Extracts from a graphics dataset:
━━━━━━
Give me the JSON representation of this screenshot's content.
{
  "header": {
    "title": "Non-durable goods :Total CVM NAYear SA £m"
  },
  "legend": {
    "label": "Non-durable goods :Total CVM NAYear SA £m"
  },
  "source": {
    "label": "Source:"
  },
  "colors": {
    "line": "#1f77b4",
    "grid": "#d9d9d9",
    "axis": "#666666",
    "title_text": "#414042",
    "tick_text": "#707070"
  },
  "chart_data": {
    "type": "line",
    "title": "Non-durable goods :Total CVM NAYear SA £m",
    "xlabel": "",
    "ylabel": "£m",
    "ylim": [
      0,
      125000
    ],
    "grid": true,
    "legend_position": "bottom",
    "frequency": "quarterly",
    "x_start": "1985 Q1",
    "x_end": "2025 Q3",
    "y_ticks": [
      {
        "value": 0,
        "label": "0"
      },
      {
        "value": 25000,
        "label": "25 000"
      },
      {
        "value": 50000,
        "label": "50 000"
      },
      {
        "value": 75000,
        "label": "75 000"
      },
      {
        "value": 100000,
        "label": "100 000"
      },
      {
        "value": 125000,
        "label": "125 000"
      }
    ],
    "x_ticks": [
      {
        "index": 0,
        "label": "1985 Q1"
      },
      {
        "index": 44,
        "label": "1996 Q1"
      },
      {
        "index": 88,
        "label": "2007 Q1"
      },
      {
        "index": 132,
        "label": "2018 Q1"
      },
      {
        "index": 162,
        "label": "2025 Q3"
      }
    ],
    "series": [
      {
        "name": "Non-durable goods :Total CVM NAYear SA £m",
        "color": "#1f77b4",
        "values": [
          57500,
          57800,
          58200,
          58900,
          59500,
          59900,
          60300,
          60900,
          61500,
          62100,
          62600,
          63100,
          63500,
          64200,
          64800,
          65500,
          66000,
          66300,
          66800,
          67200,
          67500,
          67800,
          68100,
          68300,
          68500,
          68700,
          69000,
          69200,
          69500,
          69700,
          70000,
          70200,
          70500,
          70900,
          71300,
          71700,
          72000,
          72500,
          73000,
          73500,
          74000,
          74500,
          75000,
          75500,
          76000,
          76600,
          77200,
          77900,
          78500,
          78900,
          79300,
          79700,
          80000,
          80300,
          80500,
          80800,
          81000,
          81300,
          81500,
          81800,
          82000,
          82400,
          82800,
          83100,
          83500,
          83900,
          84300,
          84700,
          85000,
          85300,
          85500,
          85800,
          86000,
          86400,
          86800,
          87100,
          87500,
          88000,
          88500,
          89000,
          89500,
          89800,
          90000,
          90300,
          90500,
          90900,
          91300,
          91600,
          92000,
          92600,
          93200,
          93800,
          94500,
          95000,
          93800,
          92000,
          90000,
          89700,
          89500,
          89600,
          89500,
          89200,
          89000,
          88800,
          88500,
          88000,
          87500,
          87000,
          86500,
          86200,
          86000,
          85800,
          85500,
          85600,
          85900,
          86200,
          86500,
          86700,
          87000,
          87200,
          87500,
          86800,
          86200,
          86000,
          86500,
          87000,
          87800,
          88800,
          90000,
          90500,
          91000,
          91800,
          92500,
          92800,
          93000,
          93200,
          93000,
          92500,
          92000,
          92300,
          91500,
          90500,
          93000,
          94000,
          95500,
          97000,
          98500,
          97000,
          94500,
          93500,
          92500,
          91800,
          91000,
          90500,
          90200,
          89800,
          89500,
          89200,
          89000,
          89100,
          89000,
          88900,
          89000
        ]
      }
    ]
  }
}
━━━━━━
Set all of the entries down again, exactly as they were given.

Give me the JSON representation of this screenshot's content.
{
  "header": {
    "title": "Non-durable goods :Total CVM NAYear SA £m"
  },
  "legend": {
    "label": "Non-durable goods :Total CVM NAYear SA £m"
  },
  "source": {
    "label": "Source:"
  },
  "colors": {
    "line": "#1f77b4",
    "grid": "#d9d9d9",
    "axis": "#666666",
    "title_text": "#414042",
    "tick_text": "#707070"
  },
  "chart_data": {
    "type": "line",
    "title": "Non-durable goods :Total CVM NAYear SA £m",
    "xlabel": "",
    "ylabel": "£m",
    "ylim": [
      0,
      125000
    ],
    "grid": true,
    "legend_position": "bottom",
    "frequency": "quarterly",
    "x_start": "1985 Q1",
    "x_end": "2025 Q3",
    "y_ticks": [
      {
        "value": 0,
        "label": "0"
      },
      {
        "value": 25000,
        "label": "25 000"
      },
      {
        "value": 50000,
        "label": "50 000"
      },
      {
        "value": 75000,
        "label": "75 000"
      },
      {
        "value": 100000,
        "label": "100 000"
      },
      {
        "value": 125000,
        "label": "125 000"
      }
    ],
    "x_ticks": [
      {
        "index": 0,
        "label": "1985 Q1"
      },
      {
        "index": 44,
        "label": "1996 Q1"
      },
      {
        "index": 88,
        "label": "2007 Q1"
      },
      {
        "index": 132,
        "label": "2018 Q1"
      },
      {
        "index": 162,
        "label": "2025 Q3"
      }
    ],
    "series": [
      {
        "name": "Non-durable goods :Total CVM NAYear SA £m",
        "color": "#1f77b4",
        "values": [
          57500,
          57800,
          58200,
          58900,
          59500,
          59900,
          60300,
          60900,
          61500,
          62100,
          62600,
          63100,
          63500,
          64200,
          64800,
          65500,
          66000,
          66300,
          66800,
          67200,
          67500,
          67800,
          68100,
          68300,
          68500,
          68700,
          69000,
          69200,
          69500,
          69700,
          70000,
          70200,
          70500,
          70900,
          71300,
          71700,
          72000,
          72500,
          73000,
          73500,
          74000,
          74500,
          75000,
          75500,
          76000,
          76600,
          77200,
          77900,
          78500,
          78900,
          79300,
          79700,
          80000,
          80300,
          80500,
          80800,
          81000,
          81300,
          81500,
          81800,
          82000,
          82400,
          82800,
          83100,
          83500,
          83900,
          84300,
          84700,
          85000,
          85300,
          85500,
          85800,
          86000,
          86400,
          86800,
          87100,
          87500,
          88000,
          88500,
          89000,
          89500,
          89800,
          90000,
          90300,
          90500,
          90900,
          91300,
          91600,
          92000,
          92600,
          93200,
          93800,
          94500,
          95000,
          93800,
          92000,
          90000,
          89700,
          89500,
          89600,
          89500,
          89200,
          89000,
          88800,
          88500,
          88000,
          87500,
          87000,
          86500,
          86200,
          86000,
          85800,
          85500,
          85600,
          85900,
          86200,
          86500,
          86700,
          87000,
          87200,
          87500,
          86800,
          86200,
          86000,
          86500,
          87000,
          87800,
          88800,
          90000,
          90500,
          91000,
          91800,
          92500,
          92800,
          93000,
          93200,
          93000,
          92500,
          92000,
          92300,
          91500,
          90500,
          93000,
          94000,
          95500,
          97000,
          98500,
          97000,
          94500,
          93500,
          92500,
          91800,
          91000,
          90500,
          90200,
          89800,
          89500,
          89200,
          89000,
          89100,
          89000,
          88900,
          89000
        ]
      }
    ]
  }
}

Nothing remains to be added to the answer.